__Stated goal__
Faithfully return all lines, omitting every embedded picture.

Extracts from a graphics dataset
------------------------------------------------

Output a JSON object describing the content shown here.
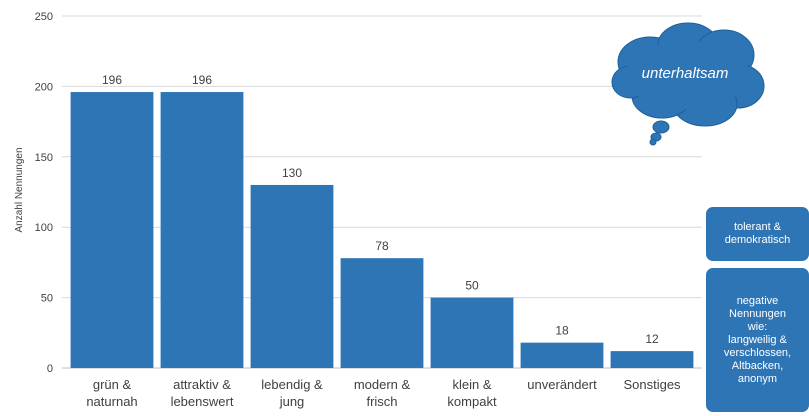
{
  "chart_data": {
    "type": "bar",
    "ylabel": "Anzahl Nennungen",
    "ylim": [
      0,
      250
    ],
    "yticks": [
      0,
      50,
      100,
      150,
      200,
      250
    ],
    "categories": [
      [
        "grün &",
        "naturnah"
      ],
      [
        "attraktiv &",
        "lebenswert"
      ],
      [
        "lebendig &",
        "jung"
      ],
      [
        "modern &",
        "frisch"
      ],
      [
        "klein &",
        "kompakt"
      ],
      [
        "unverändert"
      ],
      [
        "Sonstiges"
      ]
    ],
    "values": [
      196,
      196,
      130,
      78,
      50,
      18,
      12
    ],
    "bar_color": "#2e75b6",
    "grid": true
  },
  "annotations": {
    "cloud": "unterhaltsam",
    "box_tolerant": "tolerant &\ndemokratisch",
    "box_negative": "negative\nNennungen\nwie:\nlangweilig &\nverschlossen,\nAltbacken,\nanonym"
  }
}
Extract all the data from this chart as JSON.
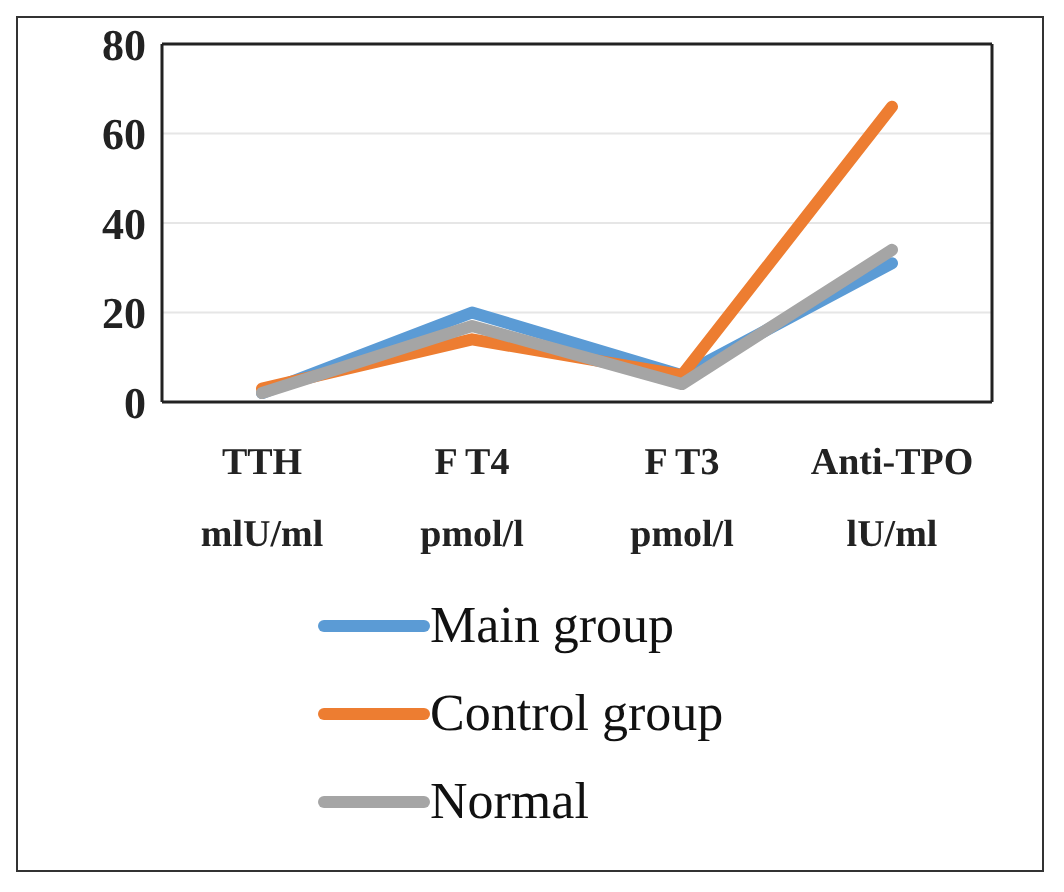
{
  "chart_data": {
    "type": "line",
    "categories": [
      "TTH\nmlU/ml",
      "F T4\npmol/l",
      "F T3\npmol/l",
      "Anti-TPO\nlU/ml"
    ],
    "series": [
      {
        "name": "Main group",
        "color": "#5b9bd5",
        "values": [
          2,
          20,
          6,
          31
        ]
      },
      {
        "name": "Control group",
        "color": "#ed7d31",
        "values": [
          3,
          14,
          6,
          66
        ]
      },
      {
        "name": "Normal",
        "color": "#a5a5a5",
        "values": [
          2,
          17,
          4,
          34
        ]
      }
    ],
    "ylim": [
      0,
      80
    ],
    "yticks": [
      0,
      20,
      40,
      60,
      80
    ],
    "grid": "y",
    "legend": "bottom",
    "marker": "none",
    "line_style": "solid"
  }
}
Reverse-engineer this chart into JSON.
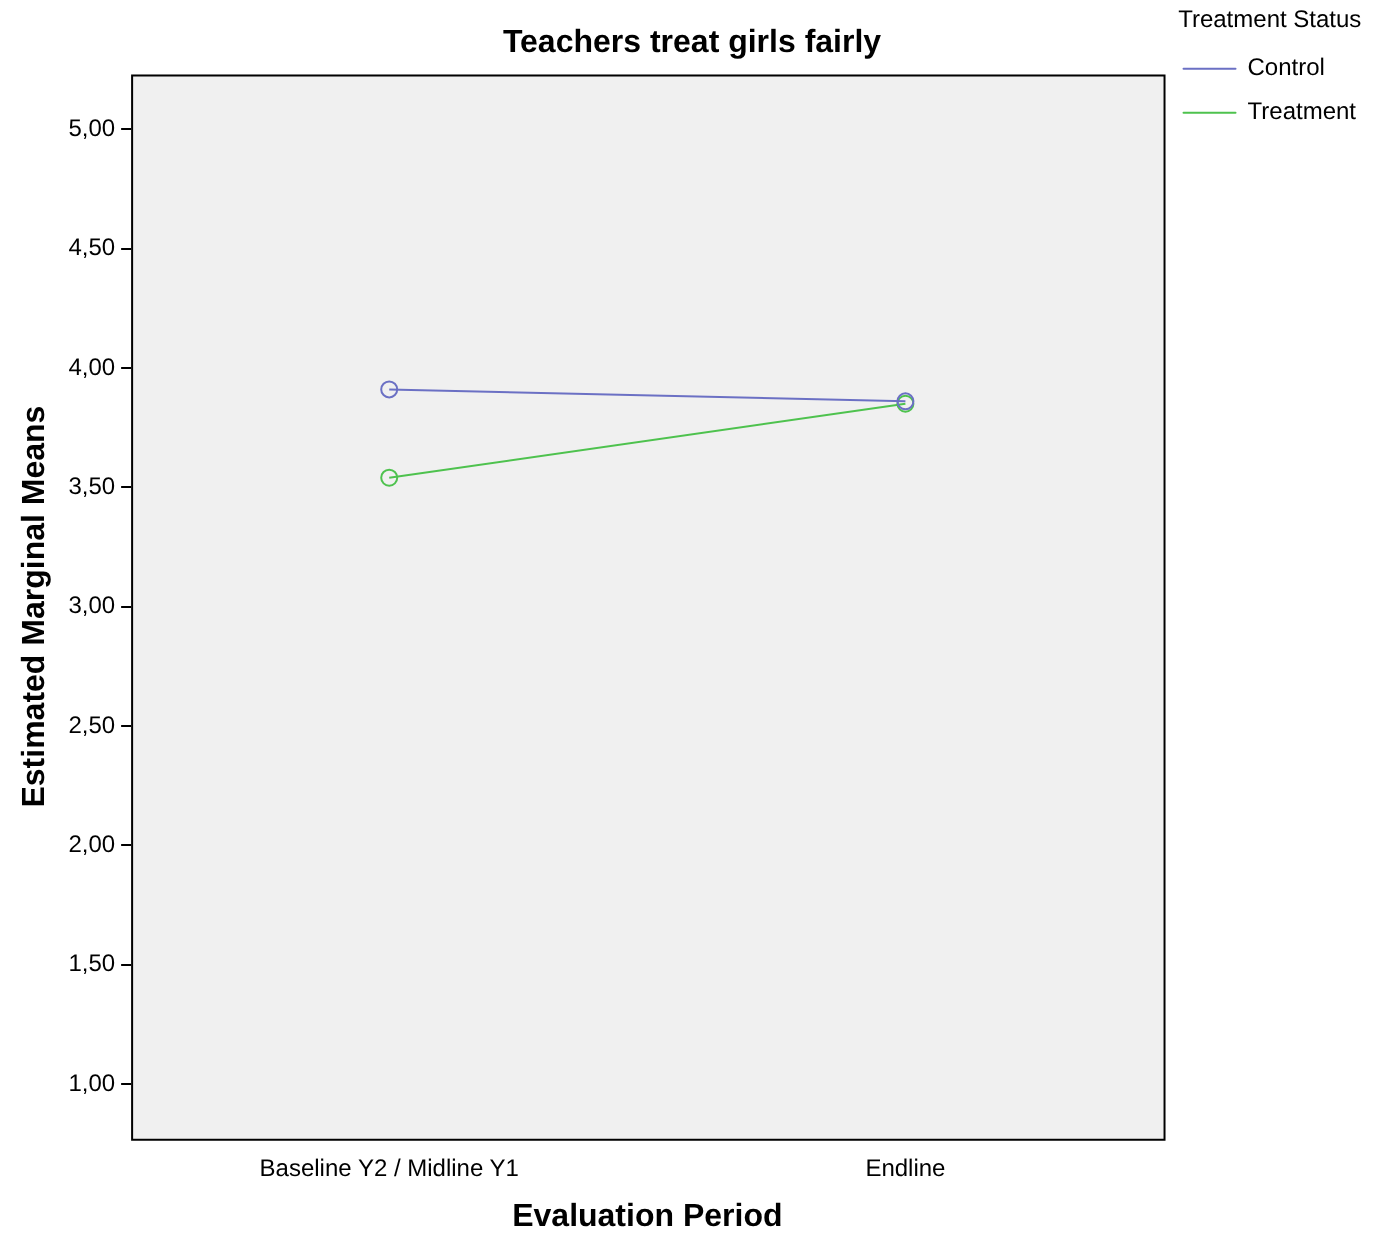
{
  "chart_data": {
    "type": "line",
    "title": "Teachers treat girls fairly",
    "xlabel": "Evaluation Period",
    "ylabel": "Estimated Marginal Means",
    "legend_title": "Treatment Status",
    "categories": [
      "Baseline Y2 / Midline Y1",
      "Endline"
    ],
    "series": [
      {
        "name": "Control",
        "color": "#6b70c4",
        "values": [
          3.91,
          3.86
        ]
      },
      {
        "name": "Treatment",
        "color": "#4ec24e",
        "values": [
          3.54,
          3.85
        ]
      }
    ],
    "ylim": [
      0.77,
      5.23
    ],
    "yticks": [
      {
        "value": 1,
        "label": "1,00"
      },
      {
        "value": 1.5,
        "label": "1,50"
      },
      {
        "value": 2,
        "label": "2,00"
      },
      {
        "value": 2.5,
        "label": "2,50"
      },
      {
        "value": 3,
        "label": "3,00"
      },
      {
        "value": 3.5,
        "label": "3,50"
      },
      {
        "value": 4,
        "label": "4,00"
      },
      {
        "value": 4.5,
        "label": "4,50"
      },
      {
        "value": 5,
        "label": "5,00"
      }
    ],
    "grid": false,
    "legend": "top right",
    "marker": "circle",
    "line_style": "solid"
  }
}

------------------------------------------------

__Exercise result__
Output a JSON object describing the content shown here.
{
  "chart_data": {
    "type": "bar",
    "ylabel": "Anzahl Nennungen",
    "ylim": [
      0,
      250
    ],
    "yticks": [
      0,
      50,
      100,
      150,
      200,
      250
    ],
    "categories": [
      [
        "grün &",
        "naturnah"
      ],
      [
        "attraktiv &",
        "lebenswert"
      ],
      [
        "lebendig &",
        "jung"
      ],
      [
        "modern &",
        "frisch"
      ],
      [
        "klein &",
        "kompakt"
      ],
      [
        "unverändert"
      ],
      [
        "Sonstiges"
      ]
    ],
    "values": [
      196,
      196,
      130,
      78,
      50,
      18,
      12
    ],
    "bar_color": "#2e75b6",
    "grid": true
  },
  "annotations": {
    "cloud": "unterhaltsam",
    "box_tolerant": "tolerant &\ndemokratisch",
    "box_negative": "negative\nNennungen\nwie:\nlangweilig &\nverschlossen,\nAltbacken,\nanonym"
  }
}
Extract all the data from this chart as JSON.
{
  "chart_data": {
    "type": "line",
    "categories": [
      "TTH\nmlU/ml",
      "F T4\npmol/l",
      "F T3\npmol/l",
      "Anti-TPO\nlU/ml"
    ],
    "series": [
      {
        "name": "Main group",
        "color": "#5b9bd5",
        "values": [
          2,
          20,
          6,
          31
        ]
      },
      {
        "name": "Control group",
        "color": "#ed7d31",
        "values": [
          3,
          14,
          6,
          66
        ]
      },
      {
        "name": "Normal",
        "color": "#a5a5a5",
        "values": [
          2,
          17,
          4,
          34
        ]
      }
    ],
    "ylim": [
      0,
      80
    ],
    "yticks": [
      0,
      20,
      40,
      60,
      80
    ],
    "grid": "y",
    "legend": "bottom",
    "marker": "none",
    "line_style": "solid"
  }
}
Reverse-engineer this chart into JSON.
{
  "chart_data": {
    "type": "line",
    "title": "Teachers treat girls fairly",
    "xlabel": "Evaluation Period",
    "ylabel": "Estimated Marginal Means",
    "legend_title": "Treatment Status",
    "categories": [
      "Baseline Y2 / Midline Y1",
      "Endline"
    ],
    "series": [
      {
        "name": "Control",
        "color": "#6b70c4",
        "values": [
          3.91,
          3.86
        ]
      },
      {
        "name": "Treatment",
        "color": "#4ec24e",
        "values": [
          3.54,
          3.85
        ]
      }
    ],
    "ylim": [
      0.77,
      5.23
    ],
    "yticks": [
      {
        "value": 1,
        "label": "1,00"
      },
      {
        "value": 1.5,
        "label": "1,50"
      },
      {
        "value": 2,
        "label": "2,00"
      },
      {
        "value": 2.5,
        "label": "2,50"
      },
      {
        "value": 3,
        "label": "3,00"
      },
      {
        "value": 3.5,
        "label": "3,50"
      },
      {
        "value": 4,
        "label": "4,00"
      },
      {
        "value": 4.5,
        "label": "4,50"
      },
      {
        "value": 5,
        "label": "5,00"
      }
    ],
    "grid": false,
    "legend": "top right",
    "marker": "circle",
    "line_style": "solid"
  }
}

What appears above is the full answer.